TASK INSTRUCTIONS = Isolate every line in the records below with "name" in it.

EXTRACTED ENTRIES =
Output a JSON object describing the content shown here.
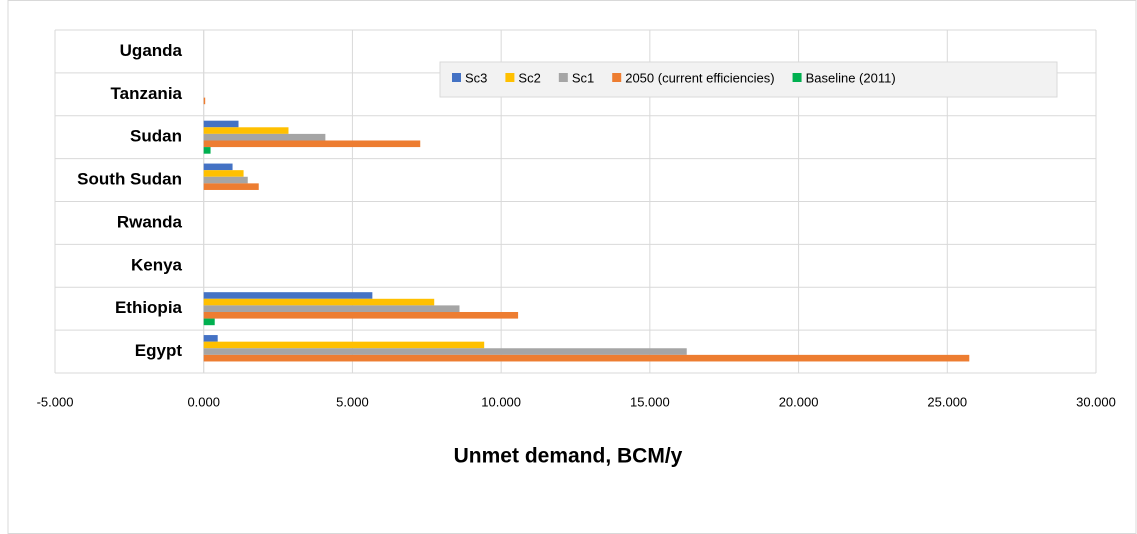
{
  "chart_data": {
    "type": "bar",
    "orientation": "horizontal",
    "x_label": "Unmet demand, BCM/y",
    "categories": [
      "Egypt",
      "Ethiopia",
      "Kenya",
      "Rwanda",
      "South Sudan",
      "Sudan",
      "Tanzania",
      "Uganda"
    ],
    "series": [
      {
        "name": "Sc3",
        "color": "#4472c4",
        "values": [
          0.47,
          5.67,
          0,
          0,
          0.97,
          1.17,
          0,
          0
        ]
      },
      {
        "name": "Sc2",
        "color": "#ffc000",
        "values": [
          9.43,
          7.75,
          0,
          0,
          1.34,
          2.85,
          0,
          0
        ]
      },
      {
        "name": "Sc1",
        "color": "#a5a5a5",
        "values": [
          16.24,
          8.6,
          0,
          0,
          1.48,
          4.09,
          0,
          0
        ]
      },
      {
        "name": "2050 (current efficiencies)",
        "color": "#ed7d31",
        "values": [
          25.74,
          10.57,
          0,
          0,
          1.85,
          7.28,
          0.05,
          0
        ]
      },
      {
        "name": "Baseline (2011)",
        "color": "#00b050",
        "values": [
          0,
          0.37,
          0,
          0,
          0,
          0.23,
          0,
          0
        ]
      }
    ],
    "xlim": [
      -5,
      30
    ],
    "xticks": [
      {
        "value": -5,
        "label": "-5.000"
      },
      {
        "value": 0,
        "label": "0.000"
      },
      {
        "value": 5,
        "label": "5.000"
      },
      {
        "value": 10,
        "label": "10.000"
      },
      {
        "value": 15,
        "label": "15.000"
      },
      {
        "value": 20,
        "label": "20.000"
      },
      {
        "value": 25,
        "label": "25.000"
      },
      {
        "value": 30,
        "label": "30.000"
      }
    ],
    "grid": true,
    "legend": "top-right"
  }
}
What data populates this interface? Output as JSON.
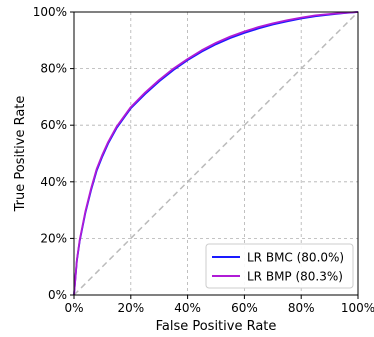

EXERCISE SOLUTION =
        "name": "Sc3",
        "name": "Sc2",
        "name": "Sc1",
        "name": "2050 (current efficiencies)",
        "name": "Baseline (2011)",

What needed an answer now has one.